PROBLEM REQUIREMENTS: Your task is to locate every line holding the string "dumpling" and to copy each of them.

MATERIAL FOR THIS EXERCISE:
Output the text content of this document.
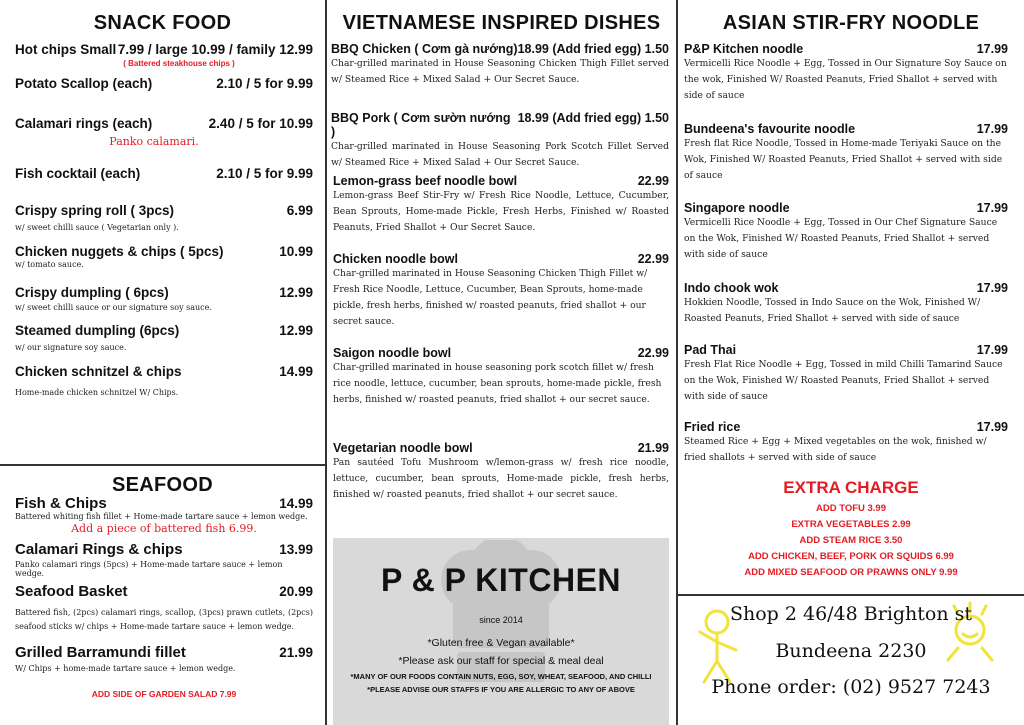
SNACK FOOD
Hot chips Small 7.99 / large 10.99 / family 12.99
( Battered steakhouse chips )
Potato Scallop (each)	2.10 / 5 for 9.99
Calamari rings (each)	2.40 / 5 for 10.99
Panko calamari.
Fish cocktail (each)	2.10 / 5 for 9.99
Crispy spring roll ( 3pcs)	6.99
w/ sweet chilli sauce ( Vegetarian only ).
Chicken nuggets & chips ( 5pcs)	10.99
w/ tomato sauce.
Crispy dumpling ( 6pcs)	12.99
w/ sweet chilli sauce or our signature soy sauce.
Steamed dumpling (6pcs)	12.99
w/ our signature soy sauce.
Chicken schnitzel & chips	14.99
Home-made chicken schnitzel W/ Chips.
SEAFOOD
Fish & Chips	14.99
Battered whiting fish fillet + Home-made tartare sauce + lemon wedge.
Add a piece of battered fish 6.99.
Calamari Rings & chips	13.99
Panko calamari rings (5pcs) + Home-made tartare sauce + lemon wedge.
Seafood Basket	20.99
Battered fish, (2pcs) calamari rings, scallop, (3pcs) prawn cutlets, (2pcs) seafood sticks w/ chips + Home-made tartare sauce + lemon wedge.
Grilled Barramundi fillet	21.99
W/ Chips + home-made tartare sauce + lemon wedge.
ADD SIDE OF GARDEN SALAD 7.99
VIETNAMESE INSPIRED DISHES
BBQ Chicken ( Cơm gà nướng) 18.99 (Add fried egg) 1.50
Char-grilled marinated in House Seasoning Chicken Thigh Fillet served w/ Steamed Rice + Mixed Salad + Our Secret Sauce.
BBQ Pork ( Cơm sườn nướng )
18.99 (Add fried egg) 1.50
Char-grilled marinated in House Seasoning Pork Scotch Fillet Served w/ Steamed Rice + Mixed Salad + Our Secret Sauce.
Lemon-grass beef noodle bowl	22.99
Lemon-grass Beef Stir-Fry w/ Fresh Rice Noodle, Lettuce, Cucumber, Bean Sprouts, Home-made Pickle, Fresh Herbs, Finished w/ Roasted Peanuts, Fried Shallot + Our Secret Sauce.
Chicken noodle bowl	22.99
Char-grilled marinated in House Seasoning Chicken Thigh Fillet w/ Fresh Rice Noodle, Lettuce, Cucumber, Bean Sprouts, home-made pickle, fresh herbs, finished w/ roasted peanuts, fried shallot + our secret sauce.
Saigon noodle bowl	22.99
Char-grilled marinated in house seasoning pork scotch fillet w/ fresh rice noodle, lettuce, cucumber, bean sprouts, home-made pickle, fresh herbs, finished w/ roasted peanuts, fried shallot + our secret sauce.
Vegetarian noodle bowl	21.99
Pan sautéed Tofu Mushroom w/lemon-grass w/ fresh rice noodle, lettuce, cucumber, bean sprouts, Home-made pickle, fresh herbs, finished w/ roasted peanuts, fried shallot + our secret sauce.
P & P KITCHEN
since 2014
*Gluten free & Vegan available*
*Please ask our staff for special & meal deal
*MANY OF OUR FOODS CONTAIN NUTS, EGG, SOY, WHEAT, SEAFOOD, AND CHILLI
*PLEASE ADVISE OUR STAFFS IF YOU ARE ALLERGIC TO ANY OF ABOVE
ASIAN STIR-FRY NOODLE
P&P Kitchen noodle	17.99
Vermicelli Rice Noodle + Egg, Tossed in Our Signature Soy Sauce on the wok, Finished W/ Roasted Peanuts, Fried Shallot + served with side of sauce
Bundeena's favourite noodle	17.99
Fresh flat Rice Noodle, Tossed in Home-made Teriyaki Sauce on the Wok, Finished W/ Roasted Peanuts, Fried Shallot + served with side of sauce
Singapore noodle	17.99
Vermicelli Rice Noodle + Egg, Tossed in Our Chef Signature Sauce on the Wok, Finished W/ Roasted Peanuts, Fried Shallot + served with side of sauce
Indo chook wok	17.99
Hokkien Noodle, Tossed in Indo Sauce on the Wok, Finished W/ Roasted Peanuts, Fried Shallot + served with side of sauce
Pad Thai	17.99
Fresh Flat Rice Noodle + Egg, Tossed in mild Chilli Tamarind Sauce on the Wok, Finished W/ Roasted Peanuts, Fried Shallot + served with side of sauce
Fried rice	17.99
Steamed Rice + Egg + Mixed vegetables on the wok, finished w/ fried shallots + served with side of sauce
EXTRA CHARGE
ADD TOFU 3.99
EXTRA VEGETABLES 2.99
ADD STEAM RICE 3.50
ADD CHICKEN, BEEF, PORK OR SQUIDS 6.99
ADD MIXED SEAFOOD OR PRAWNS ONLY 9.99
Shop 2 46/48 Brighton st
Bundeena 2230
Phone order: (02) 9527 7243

* * *

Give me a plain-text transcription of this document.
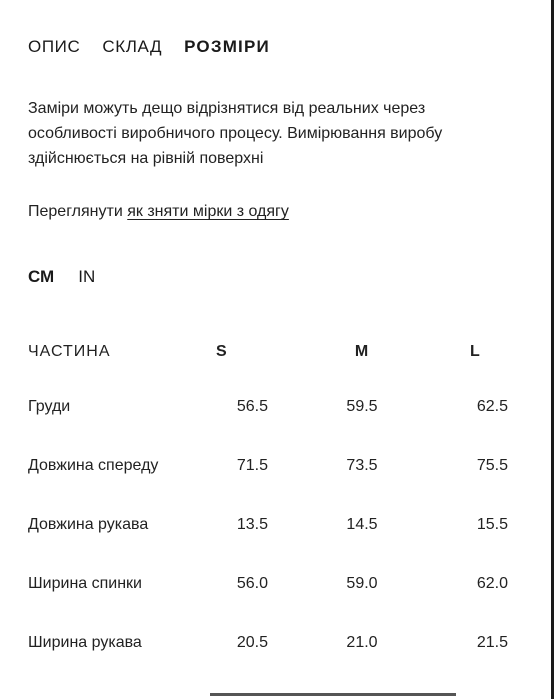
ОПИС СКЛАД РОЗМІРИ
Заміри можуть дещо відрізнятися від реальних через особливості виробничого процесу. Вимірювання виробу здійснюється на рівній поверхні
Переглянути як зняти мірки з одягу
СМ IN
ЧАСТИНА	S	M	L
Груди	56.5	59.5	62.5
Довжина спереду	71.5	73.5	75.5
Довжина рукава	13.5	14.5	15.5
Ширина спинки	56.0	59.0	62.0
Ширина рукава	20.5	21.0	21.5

RESPONSE FOR THIS EXERCISE:
Crispy dumpling ( 6pcs)	12.99
Steamed dumpling (6pcs)	12.99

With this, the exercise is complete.